-- BEGIN --
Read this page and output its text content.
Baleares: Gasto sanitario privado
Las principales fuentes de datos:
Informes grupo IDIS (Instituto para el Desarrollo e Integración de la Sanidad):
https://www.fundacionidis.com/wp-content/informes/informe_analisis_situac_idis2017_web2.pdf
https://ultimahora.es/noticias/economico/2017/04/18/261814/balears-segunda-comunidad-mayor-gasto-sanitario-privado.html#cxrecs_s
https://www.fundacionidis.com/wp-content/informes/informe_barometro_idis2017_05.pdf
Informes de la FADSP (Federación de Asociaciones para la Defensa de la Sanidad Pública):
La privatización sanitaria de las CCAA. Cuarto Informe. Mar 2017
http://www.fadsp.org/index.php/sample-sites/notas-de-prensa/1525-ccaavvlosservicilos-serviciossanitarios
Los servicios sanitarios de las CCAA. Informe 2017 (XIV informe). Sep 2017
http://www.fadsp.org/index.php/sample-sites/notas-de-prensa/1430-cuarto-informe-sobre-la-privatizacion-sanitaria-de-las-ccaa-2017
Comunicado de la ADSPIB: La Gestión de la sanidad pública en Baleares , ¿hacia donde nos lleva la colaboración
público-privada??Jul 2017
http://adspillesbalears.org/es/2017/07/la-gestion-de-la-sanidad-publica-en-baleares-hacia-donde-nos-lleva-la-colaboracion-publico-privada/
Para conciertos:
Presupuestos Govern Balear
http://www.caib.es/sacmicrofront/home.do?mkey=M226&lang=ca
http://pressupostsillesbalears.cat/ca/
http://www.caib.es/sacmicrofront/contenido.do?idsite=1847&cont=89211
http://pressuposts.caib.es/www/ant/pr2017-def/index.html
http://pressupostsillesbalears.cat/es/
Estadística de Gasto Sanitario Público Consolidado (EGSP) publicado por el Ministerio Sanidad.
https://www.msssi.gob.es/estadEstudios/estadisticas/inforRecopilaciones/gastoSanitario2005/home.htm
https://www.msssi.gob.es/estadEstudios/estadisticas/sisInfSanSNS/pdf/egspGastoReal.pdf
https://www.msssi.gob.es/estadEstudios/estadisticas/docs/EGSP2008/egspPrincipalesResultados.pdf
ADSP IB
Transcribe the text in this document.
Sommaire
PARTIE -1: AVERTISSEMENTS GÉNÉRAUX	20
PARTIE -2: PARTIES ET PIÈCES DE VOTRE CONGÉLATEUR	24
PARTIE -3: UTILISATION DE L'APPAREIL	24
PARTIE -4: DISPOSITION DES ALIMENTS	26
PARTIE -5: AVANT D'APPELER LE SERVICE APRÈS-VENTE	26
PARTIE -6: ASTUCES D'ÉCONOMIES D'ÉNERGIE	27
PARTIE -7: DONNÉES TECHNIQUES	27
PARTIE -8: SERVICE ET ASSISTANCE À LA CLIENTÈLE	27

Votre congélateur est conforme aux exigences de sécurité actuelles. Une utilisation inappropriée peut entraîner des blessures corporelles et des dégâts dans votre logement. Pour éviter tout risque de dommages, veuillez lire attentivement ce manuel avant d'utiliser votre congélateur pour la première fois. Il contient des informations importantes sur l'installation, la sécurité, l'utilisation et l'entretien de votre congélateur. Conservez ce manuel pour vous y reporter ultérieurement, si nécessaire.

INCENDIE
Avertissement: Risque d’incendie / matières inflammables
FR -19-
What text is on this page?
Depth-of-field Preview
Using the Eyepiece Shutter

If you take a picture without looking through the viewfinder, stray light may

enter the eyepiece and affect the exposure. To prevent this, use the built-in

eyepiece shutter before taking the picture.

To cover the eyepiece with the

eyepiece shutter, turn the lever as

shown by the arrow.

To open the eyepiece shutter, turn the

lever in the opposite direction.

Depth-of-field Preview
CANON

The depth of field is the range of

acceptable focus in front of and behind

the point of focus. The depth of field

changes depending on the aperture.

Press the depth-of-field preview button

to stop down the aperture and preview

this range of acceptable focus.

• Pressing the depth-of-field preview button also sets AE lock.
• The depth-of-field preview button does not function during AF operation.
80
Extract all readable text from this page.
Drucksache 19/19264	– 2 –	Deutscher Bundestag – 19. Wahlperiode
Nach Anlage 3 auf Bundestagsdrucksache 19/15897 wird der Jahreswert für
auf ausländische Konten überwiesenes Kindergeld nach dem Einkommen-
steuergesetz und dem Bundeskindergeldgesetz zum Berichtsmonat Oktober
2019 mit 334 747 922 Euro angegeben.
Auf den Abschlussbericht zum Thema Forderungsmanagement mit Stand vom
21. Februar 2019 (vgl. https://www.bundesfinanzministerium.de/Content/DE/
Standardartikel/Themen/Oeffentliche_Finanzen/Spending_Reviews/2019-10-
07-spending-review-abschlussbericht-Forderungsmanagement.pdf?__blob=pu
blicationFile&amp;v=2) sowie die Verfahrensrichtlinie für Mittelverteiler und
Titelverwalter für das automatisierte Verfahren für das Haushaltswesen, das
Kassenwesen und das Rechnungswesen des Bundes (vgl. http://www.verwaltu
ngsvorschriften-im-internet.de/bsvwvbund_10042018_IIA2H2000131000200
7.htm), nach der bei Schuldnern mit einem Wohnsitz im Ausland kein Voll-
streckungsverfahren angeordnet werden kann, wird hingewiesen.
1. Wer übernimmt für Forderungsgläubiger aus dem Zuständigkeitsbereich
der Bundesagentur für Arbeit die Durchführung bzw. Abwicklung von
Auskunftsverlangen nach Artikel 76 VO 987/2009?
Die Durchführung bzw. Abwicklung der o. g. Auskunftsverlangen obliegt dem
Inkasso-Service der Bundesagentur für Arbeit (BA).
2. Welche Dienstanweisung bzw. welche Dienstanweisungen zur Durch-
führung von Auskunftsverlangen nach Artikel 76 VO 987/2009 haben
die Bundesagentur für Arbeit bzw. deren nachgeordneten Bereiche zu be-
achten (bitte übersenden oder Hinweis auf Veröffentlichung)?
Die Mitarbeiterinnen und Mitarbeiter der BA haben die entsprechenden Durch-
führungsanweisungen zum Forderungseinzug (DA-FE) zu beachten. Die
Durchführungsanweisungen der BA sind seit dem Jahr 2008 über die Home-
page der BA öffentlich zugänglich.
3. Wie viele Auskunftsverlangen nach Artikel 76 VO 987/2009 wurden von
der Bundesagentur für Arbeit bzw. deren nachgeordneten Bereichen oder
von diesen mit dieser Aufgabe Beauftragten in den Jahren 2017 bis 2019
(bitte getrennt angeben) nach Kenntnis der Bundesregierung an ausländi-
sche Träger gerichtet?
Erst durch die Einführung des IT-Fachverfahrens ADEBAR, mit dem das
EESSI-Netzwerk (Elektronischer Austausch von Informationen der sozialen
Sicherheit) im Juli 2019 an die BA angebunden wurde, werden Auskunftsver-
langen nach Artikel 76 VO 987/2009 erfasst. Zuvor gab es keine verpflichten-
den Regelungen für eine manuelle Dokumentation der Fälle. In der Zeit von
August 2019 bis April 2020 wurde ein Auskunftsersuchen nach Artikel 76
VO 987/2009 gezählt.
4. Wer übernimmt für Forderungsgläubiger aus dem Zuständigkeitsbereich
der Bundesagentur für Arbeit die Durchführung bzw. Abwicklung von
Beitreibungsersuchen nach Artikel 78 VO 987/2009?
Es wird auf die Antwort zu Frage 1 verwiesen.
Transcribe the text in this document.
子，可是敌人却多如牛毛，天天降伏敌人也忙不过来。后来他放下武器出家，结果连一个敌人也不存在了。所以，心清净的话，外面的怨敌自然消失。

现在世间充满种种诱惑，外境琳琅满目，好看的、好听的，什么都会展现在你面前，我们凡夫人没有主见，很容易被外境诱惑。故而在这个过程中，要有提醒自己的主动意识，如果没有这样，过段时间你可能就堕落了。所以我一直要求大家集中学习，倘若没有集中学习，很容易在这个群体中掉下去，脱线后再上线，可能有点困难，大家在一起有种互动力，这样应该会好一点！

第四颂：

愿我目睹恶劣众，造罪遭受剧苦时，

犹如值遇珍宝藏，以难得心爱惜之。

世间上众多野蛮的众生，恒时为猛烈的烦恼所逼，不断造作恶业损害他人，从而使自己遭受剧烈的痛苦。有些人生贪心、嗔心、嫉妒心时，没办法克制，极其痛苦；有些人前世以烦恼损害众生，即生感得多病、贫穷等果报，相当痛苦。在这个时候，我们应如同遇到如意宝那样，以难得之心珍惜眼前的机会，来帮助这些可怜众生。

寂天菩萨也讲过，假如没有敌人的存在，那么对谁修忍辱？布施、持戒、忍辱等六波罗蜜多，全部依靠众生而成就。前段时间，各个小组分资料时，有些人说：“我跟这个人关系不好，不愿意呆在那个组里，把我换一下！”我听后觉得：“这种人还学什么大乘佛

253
-- END --
Set out every line from the material that contains the string "Auskunftsverlangen".

Auskunftsverlangen nach Artikel 76 VO 987/2009?
Die Durchführung bzw. Abwicklung der o. g. Auskunftsverlangen obliegt dem
führung von Auskunftsverlangen nach Artikel 76 VO 987/2009 haben
3. Wie viele Auskunftsverlangen nach Artikel 76 VO 987/2009 wurden von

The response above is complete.